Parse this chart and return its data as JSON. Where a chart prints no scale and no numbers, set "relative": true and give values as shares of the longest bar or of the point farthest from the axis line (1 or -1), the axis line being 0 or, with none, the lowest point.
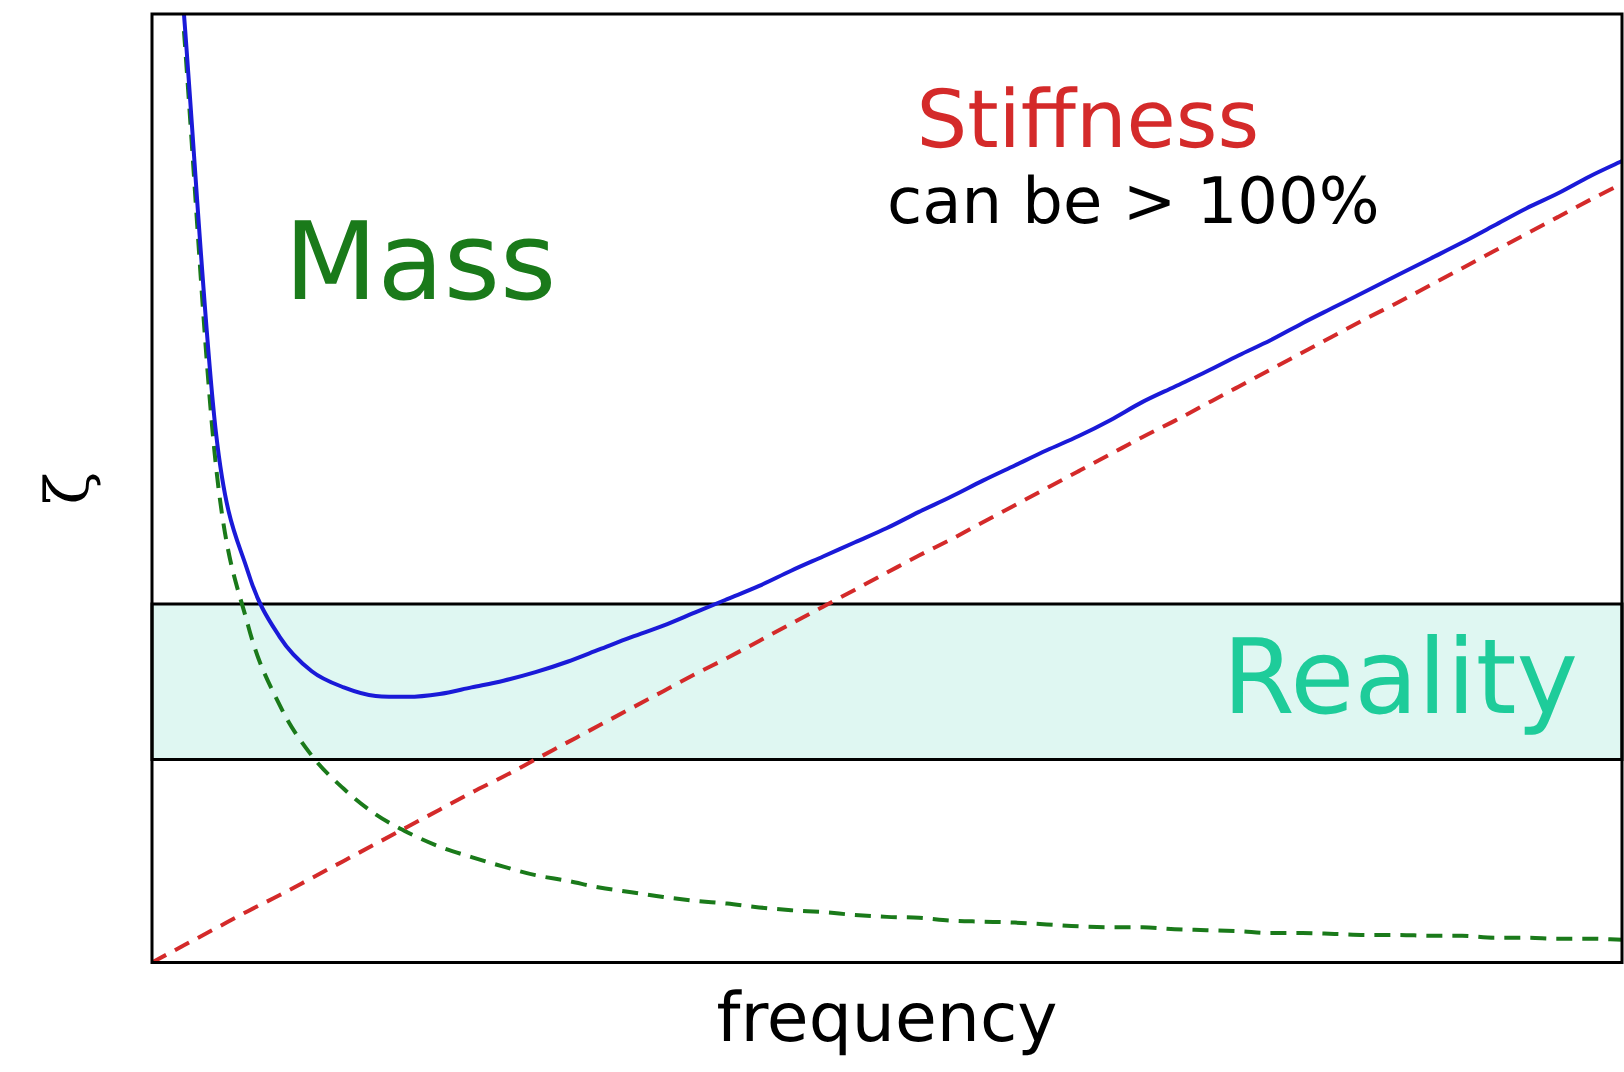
{
  "chart_data": {
    "type": "line",
    "relative": true,
    "xlabel": "frequency",
    "ylabel": "ζ",
    "categories": [
      null,
      null,
      null,
      null,
      null,
      null,
      null,
      null,
      null,
      null,
      null,
      null,
      null,
      null,
      null,
      null,
      null,
      null,
      null,
      null,
      null,
      null,
      null,
      null,
      null,
      null,
      null,
      null,
      null,
      null,
      null,
      null,
      null,
      null,
      null,
      null,
      null,
      null,
      null,
      null,
      null,
      null,
      null,
      null,
      null,
      null,
      null
    ],
    "series": [
      {
        "color": "#1a1ad8",
        "line_style": "solid",
        "values": [
          null,
          1,
          0.559,
          0.412,
          0.343,
          0.307,
          0.29,
          0.281,
          0.28,
          0.283,
          0.29,
          0.297,
          0.306,
          0.317,
          0.33,
          0.343,
          0.355,
          0.369,
          0.383,
          0.397,
          0.413,
          0.428,
          0.443,
          0.458,
          0.475,
          0.491,
          0.508,
          0.524,
          0.54,
          0.555,
          0.572,
          0.591,
          0.607,
          0.623,
          0.64,
          0.656,
          0.674,
          0.691,
          0.708,
          0.725,
          0.742,
          0.759,
          0.777,
          0.795,
          0.811,
          0.829,
          0.845
        ]
      },
      {
        "name": "Stiffness",
        "color": "#d42a2a",
        "line_style": "dashed",
        "values": [
          0,
          0.018,
          0.036,
          0.054,
          0.071,
          0.089,
          0.107,
          0.125,
          0.143,
          0.161,
          0.179,
          0.196,
          0.214,
          0.232,
          0.25,
          0.268,
          0.286,
          0.304,
          0.321,
          0.339,
          0.357,
          0.375,
          0.393,
          0.411,
          0.429,
          0.446,
          0.464,
          0.482,
          0.5,
          0.518,
          0.536,
          0.554,
          0.571,
          0.589,
          0.607,
          0.625,
          0.643,
          0.661,
          0.679,
          0.696,
          0.714,
          0.732,
          0.75,
          0.768,
          0.786,
          0.804,
          0.821
        ]
      },
      {
        "name": "Mass",
        "color": "#1a7a1a",
        "line_style": "dashed",
        "values": [
          null,
          0.982,
          0.524,
          0.356,
          0.271,
          0.218,
          0.183,
          0.156,
          0.137,
          0.122,
          0.111,
          0.101,
          0.092,
          0.086,
          0.079,
          0.074,
          0.069,
          0.065,
          0.062,
          0.058,
          0.055,
          0.053,
          0.05,
          0.048,
          0.047,
          0.044,
          0.043,
          0.042,
          0.04,
          0.038,
          0.037,
          0.037,
          0.035,
          0.034,
          0.033,
          0.031,
          0.031,
          0.03,
          0.029,
          0.029,
          0.028,
          0.028,
          0.026,
          0.026,
          0.025,
          0.025,
          0.024
        ]
      }
    ],
    "bands": [
      {
        "axis": "y",
        "from": 0.214,
        "to": 0.378,
        "label": "Reality",
        "color": "#dff7f2"
      }
    ],
    "annotations": [
      "can be > 100%"
    ],
    "legend": false,
    "grid": false,
    "marker": "none"
  }
}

○ ○ ○ ○ ○

» Task to complete: Gather up the lines that contain the word "from".

» Response to this task:
Parse this chart and return its data as JSON. Where a chart prints no scale and no numbers, set "relative": true and give values as shares of the longest bar or of the point farthest from the axis line (1 or -1), the axis line being 0 or, with none, the lowest point.
        "from": 0.214,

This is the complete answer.